— TASK INPUTS —
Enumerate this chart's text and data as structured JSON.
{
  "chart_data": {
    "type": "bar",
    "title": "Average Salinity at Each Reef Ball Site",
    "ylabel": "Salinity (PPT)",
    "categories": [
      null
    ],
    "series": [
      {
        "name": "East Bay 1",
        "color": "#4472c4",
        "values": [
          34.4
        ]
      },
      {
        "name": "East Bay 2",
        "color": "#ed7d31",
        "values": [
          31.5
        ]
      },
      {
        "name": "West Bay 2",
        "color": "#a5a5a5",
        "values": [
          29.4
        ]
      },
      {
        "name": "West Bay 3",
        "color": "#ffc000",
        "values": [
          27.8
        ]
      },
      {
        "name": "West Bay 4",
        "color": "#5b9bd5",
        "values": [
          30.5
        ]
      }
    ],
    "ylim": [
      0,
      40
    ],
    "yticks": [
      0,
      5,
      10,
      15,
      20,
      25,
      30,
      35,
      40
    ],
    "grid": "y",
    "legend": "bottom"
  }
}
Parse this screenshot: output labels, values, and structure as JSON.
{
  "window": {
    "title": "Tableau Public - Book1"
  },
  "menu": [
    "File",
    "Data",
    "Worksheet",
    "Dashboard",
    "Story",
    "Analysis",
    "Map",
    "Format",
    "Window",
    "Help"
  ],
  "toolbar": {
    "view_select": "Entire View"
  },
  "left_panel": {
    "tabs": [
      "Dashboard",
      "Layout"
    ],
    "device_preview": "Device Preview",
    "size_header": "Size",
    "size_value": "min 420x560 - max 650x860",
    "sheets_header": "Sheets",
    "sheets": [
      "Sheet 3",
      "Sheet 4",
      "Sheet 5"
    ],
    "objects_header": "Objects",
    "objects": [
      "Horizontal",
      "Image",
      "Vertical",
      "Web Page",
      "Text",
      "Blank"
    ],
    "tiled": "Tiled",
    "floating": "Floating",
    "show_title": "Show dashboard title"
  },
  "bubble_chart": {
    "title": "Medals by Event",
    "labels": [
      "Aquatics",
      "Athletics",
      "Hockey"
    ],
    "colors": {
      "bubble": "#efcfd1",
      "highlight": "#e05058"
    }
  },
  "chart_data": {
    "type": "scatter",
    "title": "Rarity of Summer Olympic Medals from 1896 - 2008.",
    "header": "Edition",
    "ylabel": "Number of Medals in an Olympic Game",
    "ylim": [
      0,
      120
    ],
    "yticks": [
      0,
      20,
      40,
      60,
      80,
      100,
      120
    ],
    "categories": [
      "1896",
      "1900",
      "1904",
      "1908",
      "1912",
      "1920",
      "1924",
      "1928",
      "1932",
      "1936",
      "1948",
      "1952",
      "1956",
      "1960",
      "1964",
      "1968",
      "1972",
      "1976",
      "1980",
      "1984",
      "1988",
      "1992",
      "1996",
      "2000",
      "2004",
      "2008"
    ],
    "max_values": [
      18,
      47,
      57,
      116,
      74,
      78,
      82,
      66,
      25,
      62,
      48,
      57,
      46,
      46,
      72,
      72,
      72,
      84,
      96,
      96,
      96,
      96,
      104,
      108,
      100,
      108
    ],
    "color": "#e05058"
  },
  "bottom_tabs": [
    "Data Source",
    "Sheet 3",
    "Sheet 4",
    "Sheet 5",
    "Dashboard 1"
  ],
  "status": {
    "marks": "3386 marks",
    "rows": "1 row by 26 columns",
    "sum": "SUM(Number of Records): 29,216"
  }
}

— YOUR GOAL —
In this exercise, repeat all entries exactly.

— TASK SOLUTION —
Enumerate this chart's text and data as structured JSON.
{
  "chart_data": {
    "type": "bar",
    "title": "Average Salinity at Each Reef Ball Site",
    "ylabel": "Salinity (PPT)",
    "categories": [
      null
    ],
    "series": [
      {
        "name": "East Bay 1",
        "color": "#4472c4",
        "values": [
          34.4
        ]
      },
      {
        "name": "East Bay 2",
        "color": "#ed7d31",
        "values": [
          31.5
        ]
      },
      {
        "name": "West Bay 2",
        "color": "#a5a5a5",
        "values": [
          29.4
        ]
      },
      {
        "name": "West Bay 3",
        "color": "#ffc000",
        "values": [
          27.8
        ]
      },
      {
        "name": "West Bay 4",
        "color": "#5b9bd5",
        "values": [
          30.5
        ]
      }
    ],
    "ylim": [
      0,
      40
    ],
    "yticks": [
      0,
      5,
      10,
      15,
      20,
      25,
      30,
      35,
      40
    ],
    "grid": "y",
    "legend": "bottom"
  }
}
Parse this screenshot: output labels, values, and structure as JSON.
{
  "window": {
    "title": "Tableau Public - Book1"
  },
  "menu": [
    "File",
    "Data",
    "Worksheet",
    "Dashboard",
    "Story",
    "Analysis",
    "Map",
    "Format",
    "Window",
    "Help"
  ],
  "toolbar": {
    "view_select": "Entire View"
  },
  "left_panel": {
    "tabs": [
      "Dashboard",
      "Layout"
    ],
    "device_preview": "Device Preview",
    "size_header": "Size",
    "size_value": "min 420x560 - max 650x860",
    "sheets_header": "Sheets",
    "sheets": [
      "Sheet 3",
      "Sheet 4",
      "Sheet 5"
    ],
    "objects_header": "Objects",
    "objects": [
      "Horizontal",
      "Image",
      "Vertical",
      "Web Page",
      "Text",
      "Blank"
    ],
    "tiled": "Tiled",
    "floating": "Floating",
    "show_title": "Show dashboard title"
  },
  "bubble_chart": {
    "title": "Medals by Event",
    "labels": [
      "Aquatics",
      "Athletics",
      "Hockey"
    ],
    "colors": {
      "bubble": "#efcfd1",
      "highlight": "#e05058"
    }
  },
  "chart_data": {
    "type": "scatter",
    "title": "Rarity of Summer Olympic Medals from 1896 - 2008.",
    "header": "Edition",
    "ylabel": "Number of Medals in an Olympic Game",
    "ylim": [
      0,
      120
    ],
    "yticks": [
      0,
      20,
      40,
      60,
      80,
      100,
      120
    ],
    "categories": [
      "1896",
      "1900",
      "1904",
      "1908",
      "1912",
      "1920",
      "1924",
      "1928",
      "1932",
      "1936",
      "1948",
      "1952",
      "1956",
      "1960",
      "1964",
      "1968",
      "1972",
      "1976",
      "1980",
      "1984",
      "1988",
      "1992",
      "1996",
      "2000",
      "2004",
      "2008"
    ],
    "max_values": [
      18,
      47,
      57,
      116,
      74,
      78,
      82,
      66,
      25,
      62,
      48,
      57,
      46,
      46,
      72,
      72,
      72,
      84,
      96,
      96,
      96,
      96,
      104,
      108,
      100,
      108
    ],
    "color": "#e05058"
  },
  "bottom_tabs": [
    "Data Source",
    "Sheet 3",
    "Sheet 4",
    "Sheet 5",
    "Dashboard 1"
  ],
  "status": {
    "marks": "3386 marks",
    "rows": "1 row by 26 columns",
    "sum": "SUM(Number of Records): 29,216"
  }
}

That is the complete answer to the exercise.